▶ _TASK TO CARRY OUT_: Gather every line below where "Amended" appears.

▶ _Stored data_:

---+---

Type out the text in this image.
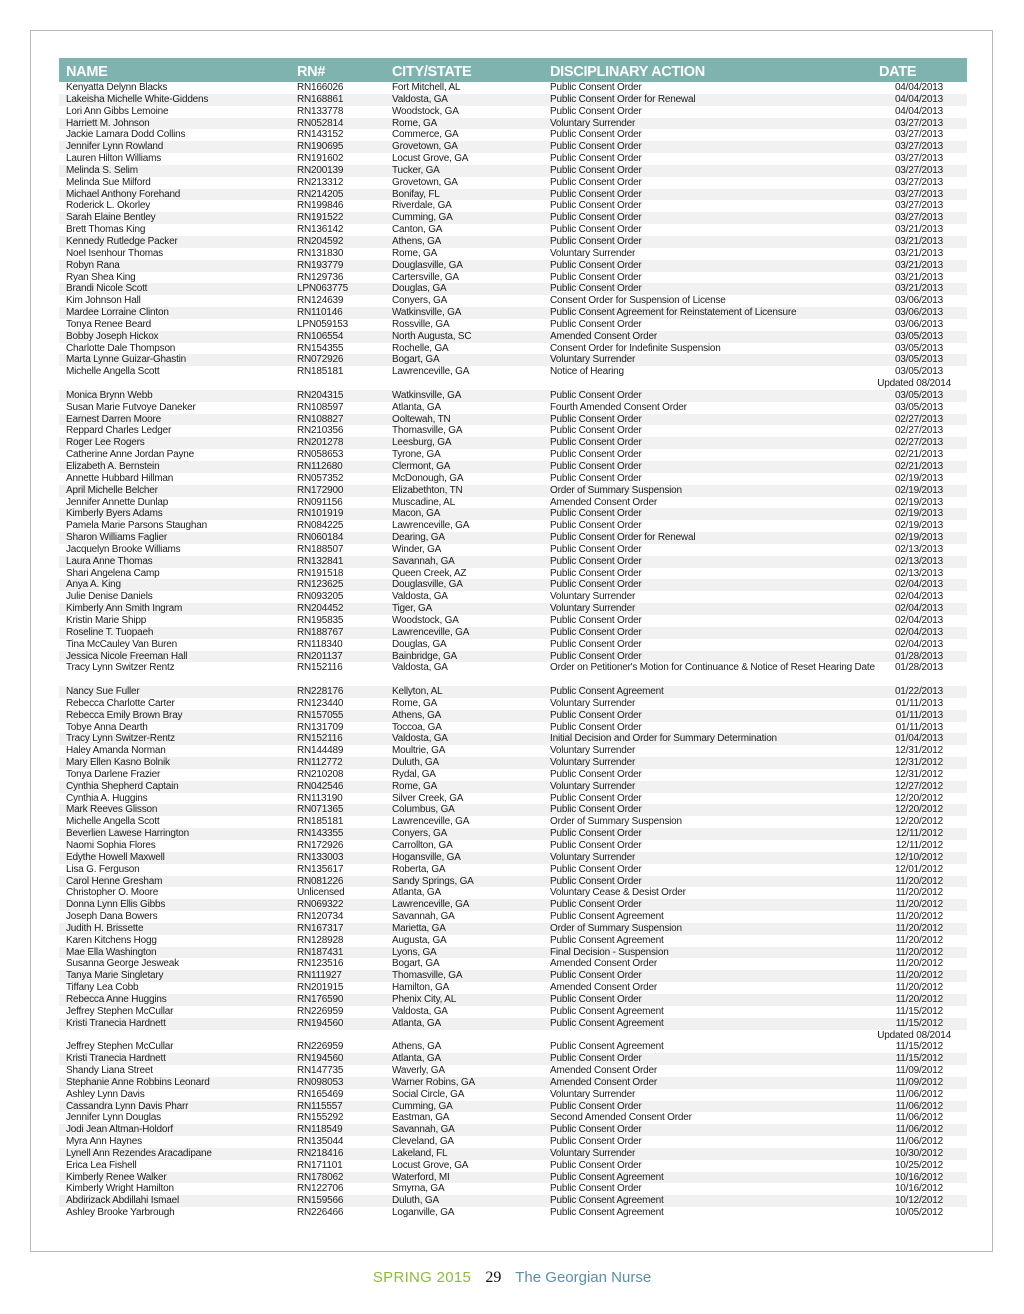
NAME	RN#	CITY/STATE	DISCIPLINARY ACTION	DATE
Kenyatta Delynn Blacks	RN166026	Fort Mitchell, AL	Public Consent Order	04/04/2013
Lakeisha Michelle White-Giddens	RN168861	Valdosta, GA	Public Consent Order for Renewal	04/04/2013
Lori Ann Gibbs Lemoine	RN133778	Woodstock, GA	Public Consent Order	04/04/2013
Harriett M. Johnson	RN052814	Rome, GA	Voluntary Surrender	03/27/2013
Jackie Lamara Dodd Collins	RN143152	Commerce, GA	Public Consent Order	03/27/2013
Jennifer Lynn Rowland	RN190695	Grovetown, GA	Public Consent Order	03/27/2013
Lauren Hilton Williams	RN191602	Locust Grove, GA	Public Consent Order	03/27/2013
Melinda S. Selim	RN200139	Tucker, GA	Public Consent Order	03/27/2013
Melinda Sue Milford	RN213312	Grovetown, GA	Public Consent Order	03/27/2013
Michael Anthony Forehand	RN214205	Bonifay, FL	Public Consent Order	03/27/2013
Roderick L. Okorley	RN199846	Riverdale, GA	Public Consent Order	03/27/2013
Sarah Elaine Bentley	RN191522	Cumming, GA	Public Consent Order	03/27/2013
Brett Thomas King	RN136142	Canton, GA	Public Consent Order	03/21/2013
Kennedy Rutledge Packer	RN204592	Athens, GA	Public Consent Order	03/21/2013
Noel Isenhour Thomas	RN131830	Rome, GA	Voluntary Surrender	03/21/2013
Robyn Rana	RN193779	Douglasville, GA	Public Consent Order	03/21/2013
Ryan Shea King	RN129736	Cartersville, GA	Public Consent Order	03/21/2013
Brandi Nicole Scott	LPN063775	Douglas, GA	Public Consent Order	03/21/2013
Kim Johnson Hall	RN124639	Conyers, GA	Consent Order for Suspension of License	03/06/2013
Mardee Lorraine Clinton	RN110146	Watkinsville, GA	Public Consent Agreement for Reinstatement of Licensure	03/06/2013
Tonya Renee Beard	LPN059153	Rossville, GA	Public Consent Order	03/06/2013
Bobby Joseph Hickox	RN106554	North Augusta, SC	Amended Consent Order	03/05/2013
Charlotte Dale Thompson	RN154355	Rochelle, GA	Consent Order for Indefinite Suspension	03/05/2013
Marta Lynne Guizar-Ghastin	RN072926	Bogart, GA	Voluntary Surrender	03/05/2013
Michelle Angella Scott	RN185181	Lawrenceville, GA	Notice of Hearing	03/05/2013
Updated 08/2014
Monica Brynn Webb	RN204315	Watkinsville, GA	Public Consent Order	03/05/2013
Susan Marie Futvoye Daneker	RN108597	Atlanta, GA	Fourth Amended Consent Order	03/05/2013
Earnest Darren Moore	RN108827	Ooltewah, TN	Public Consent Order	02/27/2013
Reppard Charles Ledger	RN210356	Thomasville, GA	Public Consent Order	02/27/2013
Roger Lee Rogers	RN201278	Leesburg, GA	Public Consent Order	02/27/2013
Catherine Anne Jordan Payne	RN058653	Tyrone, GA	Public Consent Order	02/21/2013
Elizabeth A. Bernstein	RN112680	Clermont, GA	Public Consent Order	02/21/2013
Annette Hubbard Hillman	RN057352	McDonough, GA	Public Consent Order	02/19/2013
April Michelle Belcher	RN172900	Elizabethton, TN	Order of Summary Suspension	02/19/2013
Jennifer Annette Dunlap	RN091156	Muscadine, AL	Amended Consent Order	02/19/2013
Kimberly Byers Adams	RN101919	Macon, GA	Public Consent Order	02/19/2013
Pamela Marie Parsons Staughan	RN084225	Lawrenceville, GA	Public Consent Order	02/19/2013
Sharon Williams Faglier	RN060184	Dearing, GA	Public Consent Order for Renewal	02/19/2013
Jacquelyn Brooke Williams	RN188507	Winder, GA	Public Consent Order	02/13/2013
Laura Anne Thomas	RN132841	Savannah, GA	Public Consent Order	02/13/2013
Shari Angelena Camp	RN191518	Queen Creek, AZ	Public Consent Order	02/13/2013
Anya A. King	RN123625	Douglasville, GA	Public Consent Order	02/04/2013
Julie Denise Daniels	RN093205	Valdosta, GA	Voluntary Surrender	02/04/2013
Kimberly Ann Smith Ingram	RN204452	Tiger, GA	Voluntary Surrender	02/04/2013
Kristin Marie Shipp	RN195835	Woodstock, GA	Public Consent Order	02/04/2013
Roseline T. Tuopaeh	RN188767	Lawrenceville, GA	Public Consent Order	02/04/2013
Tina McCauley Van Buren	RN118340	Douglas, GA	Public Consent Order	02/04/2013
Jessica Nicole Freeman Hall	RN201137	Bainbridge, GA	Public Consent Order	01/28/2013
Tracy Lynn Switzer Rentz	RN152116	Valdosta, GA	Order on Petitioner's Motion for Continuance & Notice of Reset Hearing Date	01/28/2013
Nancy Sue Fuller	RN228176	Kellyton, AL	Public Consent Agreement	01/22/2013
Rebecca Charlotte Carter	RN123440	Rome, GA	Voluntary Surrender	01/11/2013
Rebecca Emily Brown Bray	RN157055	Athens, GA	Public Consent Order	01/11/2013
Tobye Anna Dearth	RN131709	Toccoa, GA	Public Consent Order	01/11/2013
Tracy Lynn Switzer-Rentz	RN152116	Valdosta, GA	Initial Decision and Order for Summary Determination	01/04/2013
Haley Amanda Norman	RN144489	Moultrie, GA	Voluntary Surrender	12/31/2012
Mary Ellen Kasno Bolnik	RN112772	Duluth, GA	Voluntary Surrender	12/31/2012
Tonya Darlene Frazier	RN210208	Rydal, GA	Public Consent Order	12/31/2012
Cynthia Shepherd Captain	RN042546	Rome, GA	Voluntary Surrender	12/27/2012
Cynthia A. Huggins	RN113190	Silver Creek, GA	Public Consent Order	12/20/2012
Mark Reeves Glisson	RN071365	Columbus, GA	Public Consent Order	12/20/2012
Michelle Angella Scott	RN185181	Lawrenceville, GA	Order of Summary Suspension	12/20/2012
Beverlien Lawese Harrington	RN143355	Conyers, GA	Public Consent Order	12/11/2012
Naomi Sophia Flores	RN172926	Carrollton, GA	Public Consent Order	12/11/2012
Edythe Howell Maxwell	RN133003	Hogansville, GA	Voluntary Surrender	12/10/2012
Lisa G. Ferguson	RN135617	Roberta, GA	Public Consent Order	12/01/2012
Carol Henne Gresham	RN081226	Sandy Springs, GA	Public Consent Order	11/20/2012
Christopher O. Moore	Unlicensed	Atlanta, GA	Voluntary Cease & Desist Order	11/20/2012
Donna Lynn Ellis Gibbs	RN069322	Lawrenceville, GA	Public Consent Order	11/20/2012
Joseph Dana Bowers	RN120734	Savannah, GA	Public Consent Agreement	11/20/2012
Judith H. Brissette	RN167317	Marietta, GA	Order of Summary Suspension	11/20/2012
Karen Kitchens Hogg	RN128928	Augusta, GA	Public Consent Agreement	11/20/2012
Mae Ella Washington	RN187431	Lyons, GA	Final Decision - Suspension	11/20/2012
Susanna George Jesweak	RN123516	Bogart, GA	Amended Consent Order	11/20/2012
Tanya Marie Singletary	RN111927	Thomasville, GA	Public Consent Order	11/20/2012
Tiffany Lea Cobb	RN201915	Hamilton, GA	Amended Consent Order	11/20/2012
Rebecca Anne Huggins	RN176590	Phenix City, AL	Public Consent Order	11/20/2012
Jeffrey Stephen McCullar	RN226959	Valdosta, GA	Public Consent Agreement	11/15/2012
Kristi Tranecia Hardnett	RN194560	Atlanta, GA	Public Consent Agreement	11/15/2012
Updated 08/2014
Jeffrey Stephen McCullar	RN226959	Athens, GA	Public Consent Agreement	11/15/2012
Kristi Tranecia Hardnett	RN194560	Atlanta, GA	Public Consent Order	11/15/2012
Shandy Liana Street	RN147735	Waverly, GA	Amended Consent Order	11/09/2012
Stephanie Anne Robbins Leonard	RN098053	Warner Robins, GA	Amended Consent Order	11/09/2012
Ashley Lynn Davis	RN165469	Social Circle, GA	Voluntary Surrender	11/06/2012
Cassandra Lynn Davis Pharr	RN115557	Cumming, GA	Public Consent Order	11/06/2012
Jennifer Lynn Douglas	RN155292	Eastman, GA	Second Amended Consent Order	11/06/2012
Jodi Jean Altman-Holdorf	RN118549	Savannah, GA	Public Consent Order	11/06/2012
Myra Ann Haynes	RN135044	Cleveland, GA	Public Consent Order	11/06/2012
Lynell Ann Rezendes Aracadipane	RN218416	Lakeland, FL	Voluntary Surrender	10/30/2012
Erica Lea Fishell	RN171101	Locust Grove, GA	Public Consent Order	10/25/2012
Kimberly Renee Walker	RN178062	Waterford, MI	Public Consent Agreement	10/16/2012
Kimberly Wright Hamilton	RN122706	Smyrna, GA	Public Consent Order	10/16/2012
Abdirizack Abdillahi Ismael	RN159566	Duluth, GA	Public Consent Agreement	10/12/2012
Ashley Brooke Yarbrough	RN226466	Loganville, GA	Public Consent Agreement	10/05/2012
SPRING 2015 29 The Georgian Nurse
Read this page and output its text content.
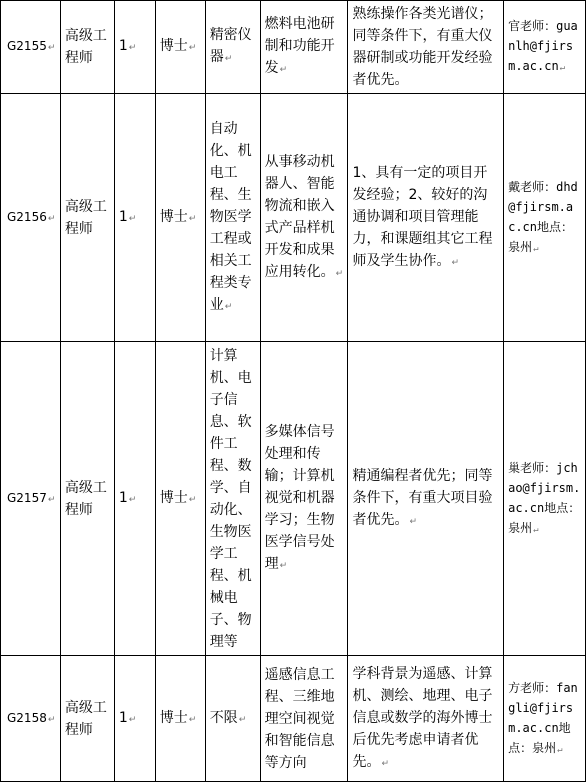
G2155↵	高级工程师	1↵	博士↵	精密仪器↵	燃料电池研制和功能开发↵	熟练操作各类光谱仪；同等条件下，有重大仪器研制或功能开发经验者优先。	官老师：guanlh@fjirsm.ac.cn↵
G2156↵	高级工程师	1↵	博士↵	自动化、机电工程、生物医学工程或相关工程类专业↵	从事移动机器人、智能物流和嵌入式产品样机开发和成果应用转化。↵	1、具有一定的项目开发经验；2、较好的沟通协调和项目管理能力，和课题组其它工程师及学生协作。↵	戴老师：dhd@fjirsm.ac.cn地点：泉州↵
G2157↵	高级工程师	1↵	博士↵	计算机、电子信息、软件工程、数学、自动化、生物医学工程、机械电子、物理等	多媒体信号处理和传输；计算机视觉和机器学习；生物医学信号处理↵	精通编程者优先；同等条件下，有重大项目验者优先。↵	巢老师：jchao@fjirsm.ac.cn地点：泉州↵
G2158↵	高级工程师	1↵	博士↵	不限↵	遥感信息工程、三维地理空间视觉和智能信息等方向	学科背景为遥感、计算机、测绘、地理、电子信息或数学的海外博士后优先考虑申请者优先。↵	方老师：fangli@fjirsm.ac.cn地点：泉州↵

---+---

▶ _RESPONSE_:
Bobby Joseph Hickox	RN106554	North Augusta, SC	Amended Consent Order	03/05/2013
Susan Marie Futvoye Daneker	RN108597	Atlanta, GA	Fourth Amended Consent Order	03/05/2013
Jennifer Annette Dunlap	RN091156	Muscadine, AL	Amended Consent Order	02/19/2013
Susanna George Jesweak	RN123516	Bogart, GA	Amended Consent Order	11/20/2012
Tiffany Lea Cobb	RN201915	Hamilton, GA	Amended Consent Order	11/20/2012
Shandy Liana Street	RN147735	Waverly, GA	Amended Consent Order	11/09/2012
Stephanie Anne Robbins Leonard	RN098053	Warner Robins, GA	Amended Consent Order	11/09/2012
Jennifer Lynn Douglas	RN155292	Eastman, GA	Second Amended Consent Order	11/06/2012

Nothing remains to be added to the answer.